-------- Records

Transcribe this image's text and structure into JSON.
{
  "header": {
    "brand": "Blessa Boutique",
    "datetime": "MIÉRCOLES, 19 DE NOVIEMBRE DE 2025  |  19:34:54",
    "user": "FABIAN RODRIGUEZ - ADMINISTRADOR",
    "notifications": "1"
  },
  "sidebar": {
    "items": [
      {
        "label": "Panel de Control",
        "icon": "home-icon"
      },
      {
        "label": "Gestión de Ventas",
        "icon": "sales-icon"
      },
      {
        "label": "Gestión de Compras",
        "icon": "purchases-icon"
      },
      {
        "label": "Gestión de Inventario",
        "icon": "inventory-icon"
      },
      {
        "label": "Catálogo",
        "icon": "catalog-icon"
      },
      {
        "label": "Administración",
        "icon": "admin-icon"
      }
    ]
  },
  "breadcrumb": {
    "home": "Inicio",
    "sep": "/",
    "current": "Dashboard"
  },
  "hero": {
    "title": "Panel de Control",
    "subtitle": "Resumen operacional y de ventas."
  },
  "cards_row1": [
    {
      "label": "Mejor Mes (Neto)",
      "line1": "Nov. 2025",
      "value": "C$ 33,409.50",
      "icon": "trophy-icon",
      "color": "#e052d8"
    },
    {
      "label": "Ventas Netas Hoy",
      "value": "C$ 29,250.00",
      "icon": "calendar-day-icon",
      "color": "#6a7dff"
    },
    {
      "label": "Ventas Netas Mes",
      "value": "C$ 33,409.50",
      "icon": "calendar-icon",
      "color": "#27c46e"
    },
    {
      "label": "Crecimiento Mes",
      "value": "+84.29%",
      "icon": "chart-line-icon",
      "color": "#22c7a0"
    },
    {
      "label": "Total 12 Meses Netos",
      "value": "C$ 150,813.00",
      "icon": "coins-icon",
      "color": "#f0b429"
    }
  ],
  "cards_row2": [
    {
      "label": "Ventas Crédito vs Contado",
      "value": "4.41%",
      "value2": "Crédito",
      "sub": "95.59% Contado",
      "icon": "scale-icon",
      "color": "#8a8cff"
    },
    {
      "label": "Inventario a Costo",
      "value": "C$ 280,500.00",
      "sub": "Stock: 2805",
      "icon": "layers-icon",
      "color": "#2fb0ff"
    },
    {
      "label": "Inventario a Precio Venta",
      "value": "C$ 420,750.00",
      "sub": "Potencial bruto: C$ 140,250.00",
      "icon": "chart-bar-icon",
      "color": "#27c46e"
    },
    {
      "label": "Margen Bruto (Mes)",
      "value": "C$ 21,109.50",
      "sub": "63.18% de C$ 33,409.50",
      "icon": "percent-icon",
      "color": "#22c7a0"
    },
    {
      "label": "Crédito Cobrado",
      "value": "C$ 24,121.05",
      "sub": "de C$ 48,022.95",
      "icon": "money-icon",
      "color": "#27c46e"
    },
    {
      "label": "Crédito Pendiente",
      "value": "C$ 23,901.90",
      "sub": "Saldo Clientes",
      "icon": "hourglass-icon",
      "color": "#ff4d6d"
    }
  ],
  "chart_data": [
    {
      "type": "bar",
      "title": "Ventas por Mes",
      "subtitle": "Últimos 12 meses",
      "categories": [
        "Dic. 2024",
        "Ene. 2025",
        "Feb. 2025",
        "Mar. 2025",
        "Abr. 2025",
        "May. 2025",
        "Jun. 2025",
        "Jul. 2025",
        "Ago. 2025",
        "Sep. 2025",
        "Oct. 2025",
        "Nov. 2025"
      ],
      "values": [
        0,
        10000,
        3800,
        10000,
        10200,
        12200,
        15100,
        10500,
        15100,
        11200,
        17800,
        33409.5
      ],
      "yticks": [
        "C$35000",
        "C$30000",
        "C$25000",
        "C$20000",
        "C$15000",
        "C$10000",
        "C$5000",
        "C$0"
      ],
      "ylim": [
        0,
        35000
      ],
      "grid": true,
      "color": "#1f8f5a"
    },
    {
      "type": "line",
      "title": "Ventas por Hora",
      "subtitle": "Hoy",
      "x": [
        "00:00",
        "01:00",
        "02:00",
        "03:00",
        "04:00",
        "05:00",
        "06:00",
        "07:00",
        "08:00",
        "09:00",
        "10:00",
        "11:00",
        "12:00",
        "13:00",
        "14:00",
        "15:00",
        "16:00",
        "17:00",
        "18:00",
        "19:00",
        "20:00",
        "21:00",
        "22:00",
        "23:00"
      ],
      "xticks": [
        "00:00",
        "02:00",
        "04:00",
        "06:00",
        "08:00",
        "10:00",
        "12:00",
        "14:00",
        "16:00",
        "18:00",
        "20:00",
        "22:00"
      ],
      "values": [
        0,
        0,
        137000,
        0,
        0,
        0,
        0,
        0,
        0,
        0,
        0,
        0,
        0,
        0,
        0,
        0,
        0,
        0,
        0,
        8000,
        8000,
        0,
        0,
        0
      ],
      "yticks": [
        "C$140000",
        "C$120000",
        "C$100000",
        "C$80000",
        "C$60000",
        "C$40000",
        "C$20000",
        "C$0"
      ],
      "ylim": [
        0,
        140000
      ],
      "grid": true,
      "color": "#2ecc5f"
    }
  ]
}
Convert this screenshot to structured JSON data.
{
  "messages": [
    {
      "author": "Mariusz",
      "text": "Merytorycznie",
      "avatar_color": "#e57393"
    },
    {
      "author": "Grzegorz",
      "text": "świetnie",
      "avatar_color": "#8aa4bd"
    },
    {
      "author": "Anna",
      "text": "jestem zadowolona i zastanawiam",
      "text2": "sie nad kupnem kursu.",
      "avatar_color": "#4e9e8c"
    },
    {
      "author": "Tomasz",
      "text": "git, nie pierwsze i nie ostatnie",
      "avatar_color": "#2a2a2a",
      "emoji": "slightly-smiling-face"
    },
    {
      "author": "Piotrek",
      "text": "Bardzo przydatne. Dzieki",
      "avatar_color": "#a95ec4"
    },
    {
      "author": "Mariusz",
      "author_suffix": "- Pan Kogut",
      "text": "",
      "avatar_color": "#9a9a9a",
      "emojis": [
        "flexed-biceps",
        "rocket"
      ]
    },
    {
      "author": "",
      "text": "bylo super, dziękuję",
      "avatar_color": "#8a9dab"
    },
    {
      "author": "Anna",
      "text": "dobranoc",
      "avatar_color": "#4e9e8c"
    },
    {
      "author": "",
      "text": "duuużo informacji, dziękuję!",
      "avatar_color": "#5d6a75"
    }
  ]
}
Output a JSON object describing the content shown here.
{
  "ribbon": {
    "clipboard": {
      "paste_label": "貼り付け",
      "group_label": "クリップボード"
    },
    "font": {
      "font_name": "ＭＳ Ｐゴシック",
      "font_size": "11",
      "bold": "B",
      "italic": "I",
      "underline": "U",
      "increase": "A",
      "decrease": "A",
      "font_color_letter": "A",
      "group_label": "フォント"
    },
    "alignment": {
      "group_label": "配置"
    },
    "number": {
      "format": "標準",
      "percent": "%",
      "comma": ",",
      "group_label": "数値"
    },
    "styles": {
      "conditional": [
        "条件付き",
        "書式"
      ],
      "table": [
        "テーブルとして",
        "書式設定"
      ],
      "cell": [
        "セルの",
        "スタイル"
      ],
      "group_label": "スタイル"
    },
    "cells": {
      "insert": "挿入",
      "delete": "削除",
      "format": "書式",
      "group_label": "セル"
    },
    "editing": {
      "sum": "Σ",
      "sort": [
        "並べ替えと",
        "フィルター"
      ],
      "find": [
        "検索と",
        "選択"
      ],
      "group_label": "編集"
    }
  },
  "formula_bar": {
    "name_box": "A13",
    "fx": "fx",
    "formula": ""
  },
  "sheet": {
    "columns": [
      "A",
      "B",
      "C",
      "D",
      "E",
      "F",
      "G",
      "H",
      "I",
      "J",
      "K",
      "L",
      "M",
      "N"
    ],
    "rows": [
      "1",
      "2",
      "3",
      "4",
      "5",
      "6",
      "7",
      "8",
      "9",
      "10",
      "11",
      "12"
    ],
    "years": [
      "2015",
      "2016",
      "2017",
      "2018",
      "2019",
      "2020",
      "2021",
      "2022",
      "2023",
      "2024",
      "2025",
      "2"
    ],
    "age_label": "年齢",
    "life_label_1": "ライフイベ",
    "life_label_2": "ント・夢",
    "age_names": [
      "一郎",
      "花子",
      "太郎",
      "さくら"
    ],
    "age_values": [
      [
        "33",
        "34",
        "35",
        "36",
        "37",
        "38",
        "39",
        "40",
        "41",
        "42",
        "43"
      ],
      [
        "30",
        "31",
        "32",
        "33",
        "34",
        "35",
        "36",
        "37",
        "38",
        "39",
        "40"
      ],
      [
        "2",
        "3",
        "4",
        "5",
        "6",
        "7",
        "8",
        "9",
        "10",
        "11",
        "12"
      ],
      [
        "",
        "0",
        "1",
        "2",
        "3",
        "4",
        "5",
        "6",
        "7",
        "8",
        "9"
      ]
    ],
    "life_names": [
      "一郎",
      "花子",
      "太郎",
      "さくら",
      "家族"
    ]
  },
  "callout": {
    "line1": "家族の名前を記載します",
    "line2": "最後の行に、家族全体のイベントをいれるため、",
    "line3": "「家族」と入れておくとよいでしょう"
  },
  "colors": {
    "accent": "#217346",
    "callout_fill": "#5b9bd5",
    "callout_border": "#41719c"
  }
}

----------------

**Exercise aim**.
From the listing above, collect each line in which the string "dziękuję" appears.

**Result**.
      "text": "bylo super, dziękuję",
      "text": "duuużo informacji, dziękuję!",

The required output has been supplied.